J’ai lu « Courir léger : Light Feet Running »

J’ai lu un ouvrage de référence sur la foulée en course à pied : « Courir léger : Light Feet Running – le guide pour optimiser votre foulée », de Solarberg Sehel.

Le livre est paru en 2014, et c’est devenu rapidement un best seller dans cette thématique. Pour en arriver là, Solarberg Sehel (un pseudo à priori) a du trouver un moyen de se différencier des autres auteurs. Il a donc formalisé et baptisé un type de foulée qu’il veut particulièrement efficace et protecteur pour le coureur, le LFR (Light Feet Running).

Mais je ne vous cache pas que j’ai un avis très mitigé à l’issue de la lecture de cet ouvrage. Car derrière le marketing, certaines notions essentielles sont travesties au service de la méthode, et au détriment de la vérité il me semble. Mais il y a néanmoins des choses intéressantes qu’il faut relever. Ce que je vais faire pour vous !
════════════════
— Questions —
- A) Répondez à ces questions sur le texte consacré à « Courir léger » :
(i) En quelle année le livre est-il paru ?
(ii) Que signifie le sigle LFR ?
(iii) Quel avis est exprimé à l'issue de la lecture de l'ouvrage ?
- B) Que dit le texte consacré à « Courir léger » au sujet de Solarberg Sehel ? Dressez la liste complète des informations données sur cette personne.
- C) Donnez la suite du texte consacré à « Courir léger », en reprenant après sa dernière phrase.
════════════════
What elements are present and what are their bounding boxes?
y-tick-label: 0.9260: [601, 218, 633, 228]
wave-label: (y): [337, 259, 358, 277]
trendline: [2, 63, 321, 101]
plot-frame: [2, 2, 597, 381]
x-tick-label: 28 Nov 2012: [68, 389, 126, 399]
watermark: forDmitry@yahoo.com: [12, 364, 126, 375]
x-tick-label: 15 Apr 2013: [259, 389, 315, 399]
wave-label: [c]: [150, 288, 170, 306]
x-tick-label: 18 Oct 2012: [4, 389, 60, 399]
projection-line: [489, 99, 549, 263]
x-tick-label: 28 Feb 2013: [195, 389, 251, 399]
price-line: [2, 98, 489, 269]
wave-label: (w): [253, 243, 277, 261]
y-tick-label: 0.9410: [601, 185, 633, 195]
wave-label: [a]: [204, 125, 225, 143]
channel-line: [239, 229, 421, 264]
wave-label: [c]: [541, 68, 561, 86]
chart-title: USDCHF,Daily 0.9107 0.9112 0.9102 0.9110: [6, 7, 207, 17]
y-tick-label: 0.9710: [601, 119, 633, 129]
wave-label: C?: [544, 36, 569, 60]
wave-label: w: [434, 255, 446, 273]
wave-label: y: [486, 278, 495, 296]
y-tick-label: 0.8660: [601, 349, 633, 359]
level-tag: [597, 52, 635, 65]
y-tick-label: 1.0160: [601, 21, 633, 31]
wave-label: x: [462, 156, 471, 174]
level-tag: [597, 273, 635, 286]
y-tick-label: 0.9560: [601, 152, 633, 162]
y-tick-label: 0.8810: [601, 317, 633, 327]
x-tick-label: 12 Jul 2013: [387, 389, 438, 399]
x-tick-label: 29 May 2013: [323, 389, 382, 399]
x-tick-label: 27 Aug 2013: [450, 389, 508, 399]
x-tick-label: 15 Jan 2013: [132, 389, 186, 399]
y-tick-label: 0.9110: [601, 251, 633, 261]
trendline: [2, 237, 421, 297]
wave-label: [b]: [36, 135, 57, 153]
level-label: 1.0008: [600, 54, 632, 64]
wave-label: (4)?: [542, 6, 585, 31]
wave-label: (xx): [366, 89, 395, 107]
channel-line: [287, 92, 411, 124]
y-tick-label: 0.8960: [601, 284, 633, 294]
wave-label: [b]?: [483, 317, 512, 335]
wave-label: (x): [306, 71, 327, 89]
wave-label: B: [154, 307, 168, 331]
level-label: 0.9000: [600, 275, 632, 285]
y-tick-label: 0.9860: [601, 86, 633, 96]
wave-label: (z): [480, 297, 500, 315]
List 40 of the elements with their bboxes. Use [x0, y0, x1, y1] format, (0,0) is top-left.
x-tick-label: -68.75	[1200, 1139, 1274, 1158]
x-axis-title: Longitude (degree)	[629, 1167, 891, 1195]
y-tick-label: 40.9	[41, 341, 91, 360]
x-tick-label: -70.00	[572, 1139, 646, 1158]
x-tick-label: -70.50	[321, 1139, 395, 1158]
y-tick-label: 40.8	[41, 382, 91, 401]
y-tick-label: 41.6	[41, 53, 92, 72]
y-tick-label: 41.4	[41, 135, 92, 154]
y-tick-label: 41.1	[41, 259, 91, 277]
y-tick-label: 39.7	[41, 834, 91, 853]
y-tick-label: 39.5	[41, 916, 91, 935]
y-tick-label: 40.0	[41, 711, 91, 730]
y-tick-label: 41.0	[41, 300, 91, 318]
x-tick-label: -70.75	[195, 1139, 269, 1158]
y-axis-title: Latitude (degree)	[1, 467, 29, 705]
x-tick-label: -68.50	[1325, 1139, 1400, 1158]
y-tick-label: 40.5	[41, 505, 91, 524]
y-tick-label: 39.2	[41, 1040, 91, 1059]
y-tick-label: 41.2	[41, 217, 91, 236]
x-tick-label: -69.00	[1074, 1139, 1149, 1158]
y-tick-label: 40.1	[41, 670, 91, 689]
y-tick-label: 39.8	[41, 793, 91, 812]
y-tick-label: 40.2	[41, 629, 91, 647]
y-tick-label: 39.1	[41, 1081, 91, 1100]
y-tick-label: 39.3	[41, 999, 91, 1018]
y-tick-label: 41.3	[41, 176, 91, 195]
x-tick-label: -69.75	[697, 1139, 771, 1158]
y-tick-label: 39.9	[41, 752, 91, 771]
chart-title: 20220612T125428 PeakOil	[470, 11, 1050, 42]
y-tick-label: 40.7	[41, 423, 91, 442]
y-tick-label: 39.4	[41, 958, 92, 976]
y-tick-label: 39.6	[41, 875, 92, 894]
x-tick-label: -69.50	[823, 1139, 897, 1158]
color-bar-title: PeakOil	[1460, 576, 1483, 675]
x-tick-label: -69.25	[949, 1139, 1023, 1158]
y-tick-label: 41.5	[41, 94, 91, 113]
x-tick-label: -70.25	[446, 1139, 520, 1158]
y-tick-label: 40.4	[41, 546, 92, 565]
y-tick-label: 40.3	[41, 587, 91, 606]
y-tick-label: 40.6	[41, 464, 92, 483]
════════════════
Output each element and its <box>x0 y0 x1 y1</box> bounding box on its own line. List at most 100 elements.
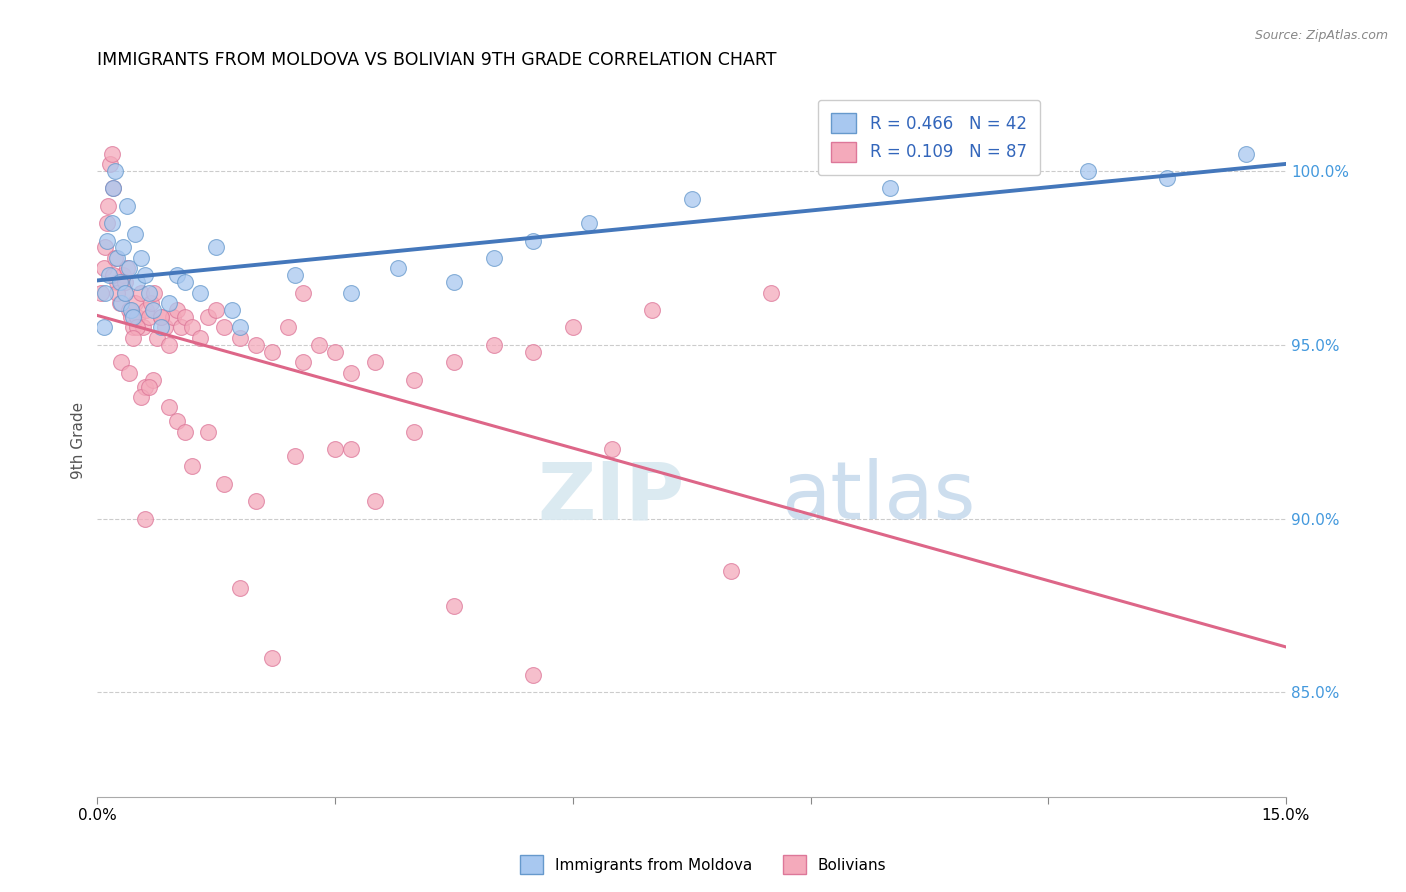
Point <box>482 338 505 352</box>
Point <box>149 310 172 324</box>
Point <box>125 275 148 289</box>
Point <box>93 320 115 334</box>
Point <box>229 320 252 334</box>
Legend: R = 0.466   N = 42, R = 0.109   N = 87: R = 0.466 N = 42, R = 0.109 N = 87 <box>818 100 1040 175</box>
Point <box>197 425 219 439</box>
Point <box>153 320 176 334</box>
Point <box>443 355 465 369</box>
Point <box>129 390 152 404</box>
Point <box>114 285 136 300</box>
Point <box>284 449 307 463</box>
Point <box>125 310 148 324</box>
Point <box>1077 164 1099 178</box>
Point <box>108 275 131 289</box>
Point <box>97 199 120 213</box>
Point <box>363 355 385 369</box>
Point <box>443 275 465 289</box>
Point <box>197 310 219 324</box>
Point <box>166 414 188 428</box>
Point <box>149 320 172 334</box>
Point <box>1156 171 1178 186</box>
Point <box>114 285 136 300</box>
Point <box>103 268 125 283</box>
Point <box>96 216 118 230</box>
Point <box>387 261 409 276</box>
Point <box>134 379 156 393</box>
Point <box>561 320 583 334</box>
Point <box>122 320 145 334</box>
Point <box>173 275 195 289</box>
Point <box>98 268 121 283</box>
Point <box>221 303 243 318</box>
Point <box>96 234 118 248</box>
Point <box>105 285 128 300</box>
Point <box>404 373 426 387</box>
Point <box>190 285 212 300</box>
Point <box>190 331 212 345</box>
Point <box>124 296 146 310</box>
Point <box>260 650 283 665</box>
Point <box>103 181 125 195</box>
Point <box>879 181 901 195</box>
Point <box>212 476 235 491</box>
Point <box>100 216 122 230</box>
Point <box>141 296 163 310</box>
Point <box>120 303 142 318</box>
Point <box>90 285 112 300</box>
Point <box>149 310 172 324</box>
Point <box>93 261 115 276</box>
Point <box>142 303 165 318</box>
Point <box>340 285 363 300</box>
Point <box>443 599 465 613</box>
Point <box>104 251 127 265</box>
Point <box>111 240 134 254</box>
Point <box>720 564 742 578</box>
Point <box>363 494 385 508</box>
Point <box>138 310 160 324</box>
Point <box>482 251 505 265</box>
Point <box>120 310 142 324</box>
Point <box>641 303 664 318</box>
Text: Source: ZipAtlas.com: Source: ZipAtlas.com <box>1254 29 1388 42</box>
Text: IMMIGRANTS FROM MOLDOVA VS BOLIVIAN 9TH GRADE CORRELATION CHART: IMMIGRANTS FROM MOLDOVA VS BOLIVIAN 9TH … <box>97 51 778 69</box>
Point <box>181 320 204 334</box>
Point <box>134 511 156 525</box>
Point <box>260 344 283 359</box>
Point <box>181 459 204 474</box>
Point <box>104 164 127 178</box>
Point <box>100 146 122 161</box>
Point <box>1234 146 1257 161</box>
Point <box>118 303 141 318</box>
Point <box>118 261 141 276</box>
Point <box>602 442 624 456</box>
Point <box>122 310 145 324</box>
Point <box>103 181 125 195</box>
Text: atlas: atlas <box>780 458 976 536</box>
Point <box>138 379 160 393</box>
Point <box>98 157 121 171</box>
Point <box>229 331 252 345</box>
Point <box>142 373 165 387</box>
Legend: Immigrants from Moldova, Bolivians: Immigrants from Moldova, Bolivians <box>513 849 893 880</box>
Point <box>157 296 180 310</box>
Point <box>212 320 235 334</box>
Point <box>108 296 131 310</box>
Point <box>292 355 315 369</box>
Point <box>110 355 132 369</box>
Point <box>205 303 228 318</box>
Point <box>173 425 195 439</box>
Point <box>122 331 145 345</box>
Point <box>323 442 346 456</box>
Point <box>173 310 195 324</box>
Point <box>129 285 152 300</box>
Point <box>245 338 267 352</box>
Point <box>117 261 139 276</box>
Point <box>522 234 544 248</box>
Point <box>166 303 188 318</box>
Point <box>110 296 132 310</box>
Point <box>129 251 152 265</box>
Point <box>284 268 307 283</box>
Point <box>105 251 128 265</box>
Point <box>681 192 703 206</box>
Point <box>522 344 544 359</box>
════════════════
— Réponses —
- A)
(i) En 2014.
(ii) Light Feet Running.
(iii) Un avis très mitigé.

- B)
- C'est l'auteur de « Courir léger : Light Feet Running – le guide pour optimiser votre foulée ».
- Ce nom est a priori un pseudonyme.
- Cette personne a dû trouver un moyen de se différencier des autres auteurs.
- Elle a formalisé et baptisé un type de foulée, le LFR (Light Feet Running).
- Elle veut cette foulée particulièrement efficace et protectrice pour le coureur.

- C)
Le contexte du minimalisme

Plus qu’une mode, le minimalisme en course à pied est une philosophie. Celle qui consiste à se rapprocher de la course originelle, sans artifice, sans matériel. Depuis la moitié du XXe siècle, et depuis que l’homme court pour son plaisir et par hygiénisme, il y a toujours eu des « hippies du running » pour courir pieds nus et (quasiment) sans rien sur eux.

Car bien entendu, l’être humain est fait pour courir, et courir pieds nus ! Pendant 2 millions d’années, il n’a pas eu besoin de chaussures pour chasser et se déplacer.

Malgré cette réalité, l’industrie et le marketing se sont emparés du monde sportif, et les marques proposent depuis les années 1970 des modèles avec toujours plus d’amorti ou de contrôles de la posture.

Et après une quarantaine d’année de recul, le constat est pourtant sans appel : 35 à 40% des coureurs se blessent chaque année ! (Foot strike and injury rates in endurance runners : a retrospective study. Med Sciences Sports Exercices #44 – 2012).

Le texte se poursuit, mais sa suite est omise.